Source data.

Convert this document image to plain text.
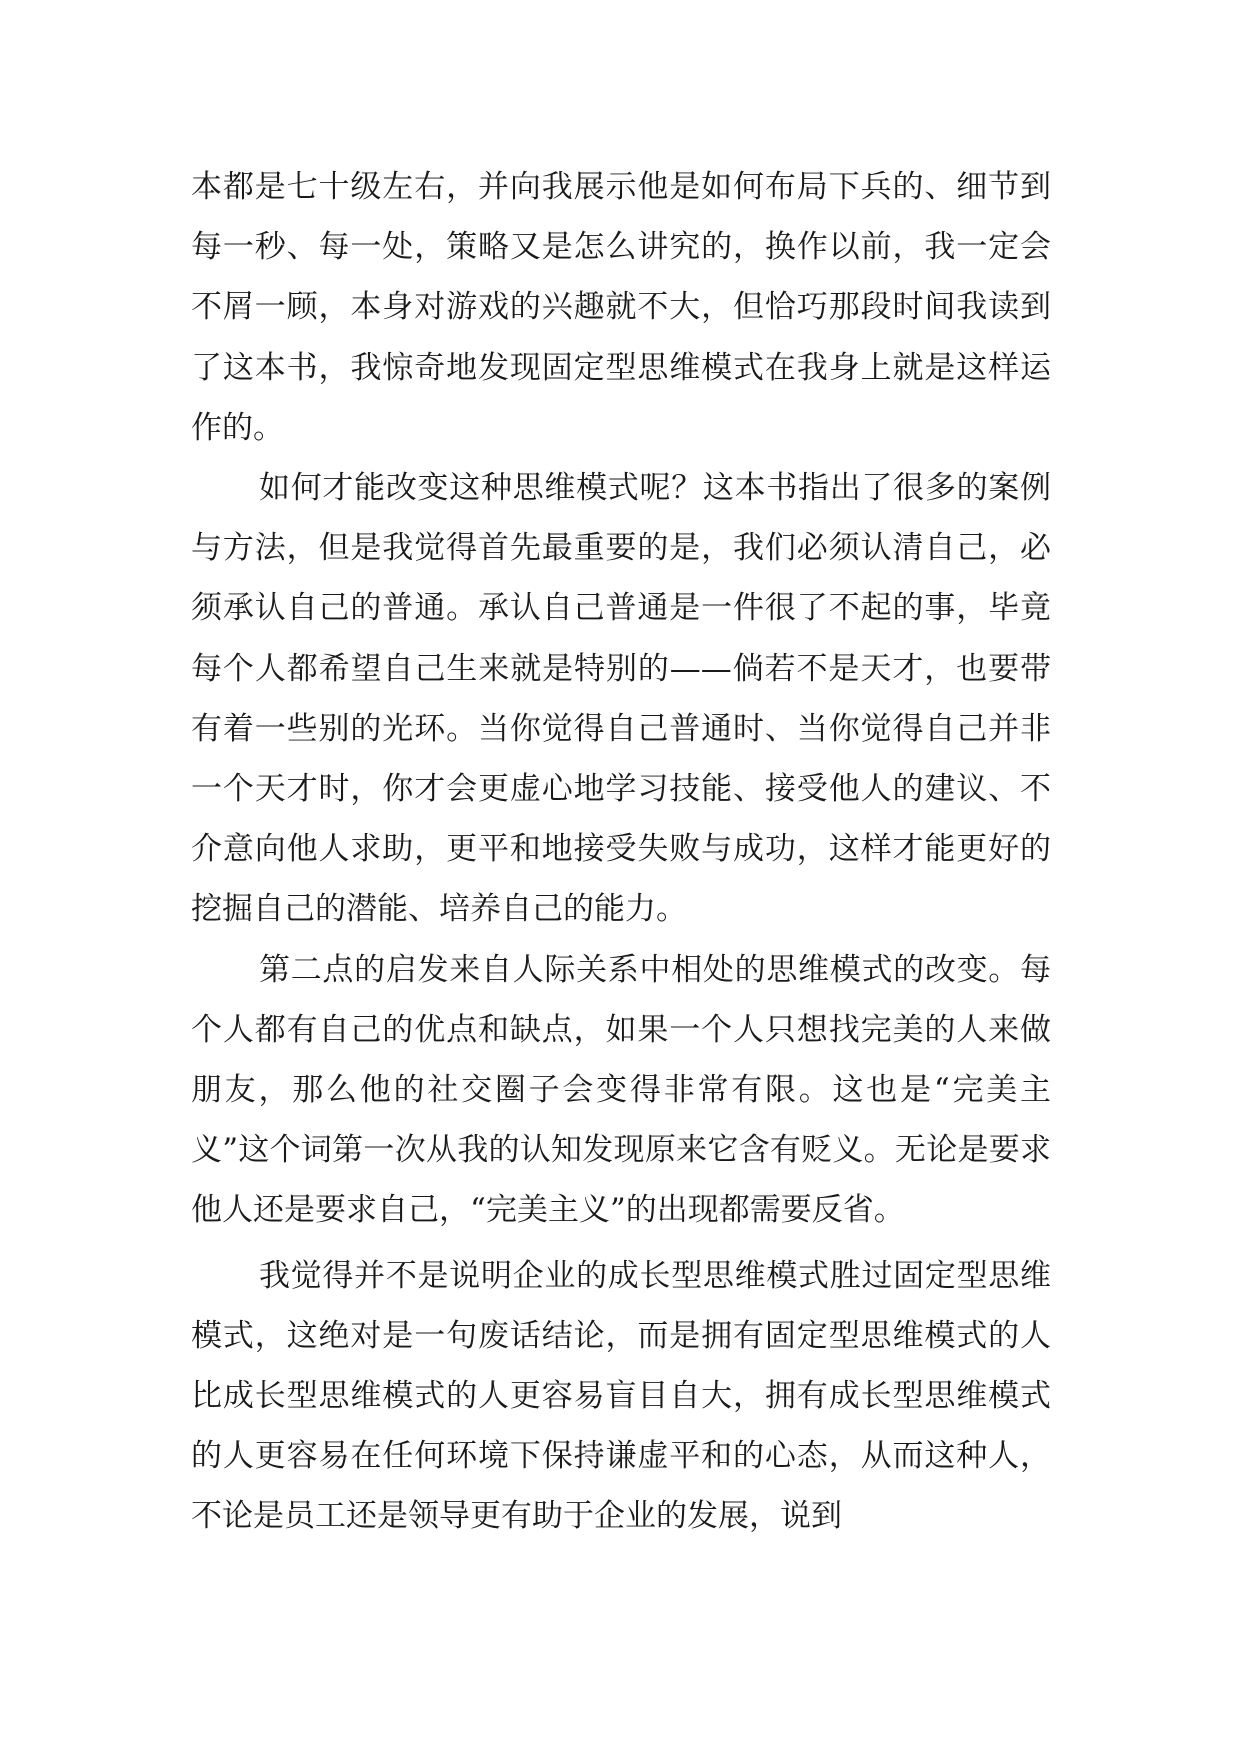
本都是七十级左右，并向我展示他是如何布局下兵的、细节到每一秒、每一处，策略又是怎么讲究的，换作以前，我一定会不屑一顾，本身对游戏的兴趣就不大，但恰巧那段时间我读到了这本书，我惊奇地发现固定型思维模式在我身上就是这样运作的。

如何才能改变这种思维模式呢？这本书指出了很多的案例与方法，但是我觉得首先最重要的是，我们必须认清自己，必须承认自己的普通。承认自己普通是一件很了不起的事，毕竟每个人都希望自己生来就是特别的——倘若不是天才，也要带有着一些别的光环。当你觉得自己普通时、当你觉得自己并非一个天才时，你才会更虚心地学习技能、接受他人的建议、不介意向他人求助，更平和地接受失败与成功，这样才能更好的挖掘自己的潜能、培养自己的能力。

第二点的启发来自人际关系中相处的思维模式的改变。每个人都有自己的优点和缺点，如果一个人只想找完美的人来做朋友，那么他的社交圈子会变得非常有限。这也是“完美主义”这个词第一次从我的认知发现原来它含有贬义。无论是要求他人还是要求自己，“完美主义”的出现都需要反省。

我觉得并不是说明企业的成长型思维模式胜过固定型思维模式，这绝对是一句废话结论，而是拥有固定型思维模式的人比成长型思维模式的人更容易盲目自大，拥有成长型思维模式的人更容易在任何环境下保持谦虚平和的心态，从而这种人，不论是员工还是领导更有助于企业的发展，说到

TASK TO CARRY OUT. Transcribe the complete set of entries verbatim. No pictures belong in the copy.

THE OUTPUT.
Convert this document image to plain text.
本都是七十级左右，并向我展示他是如何布局下兵的、细节到每一秒、每一处，策略又是怎么讲究的，换作以前，我一定会不屑一顾，本身对游戏的兴趣就不大，但恰巧那段时间我读到了这本书，我惊奇地发现固定型思维模式在我身上就是这样运作的。

如何才能改变这种思维模式呢？这本书指出了很多的案例与方法，但是我觉得首先最重要的是，我们必须认清自己，必须承认自己的普通。承认自己普通是一件很了不起的事，毕竟每个人都希望自己生来就是特别的——倘若不是天才，也要带有着一些别的光环。当你觉得自己普通时、当你觉得自己并非一个天才时，你才会更虚心地学习技能、接受他人的建议、不介意向他人求助，更平和地接受失败与成功，这样才能更好的挖掘自己的潜能、培养自己的能力。

第二点的启发来自人际关系中相处的思维模式的改变。每个人都有自己的优点和缺点，如果一个人只想找完美的人来做朋友，那么他的社交圈子会变得非常有限。这也是“完美主义”这个词第一次从我的认知发现原来它含有贬义。无论是要求他人还是要求自己，“完美主义”的出现都需要反省。

我觉得并不是说明企业的成长型思维模式胜过固定型思维模式，这绝对是一句废话结论，而是拥有固定型思维模式的人比成长型思维模式的人更容易盲目自大，拥有成长型思维模式的人更容易在任何环境下保持谦虚平和的心态，从而这种人，不论是员工还是领导更有助于企业的发展，说到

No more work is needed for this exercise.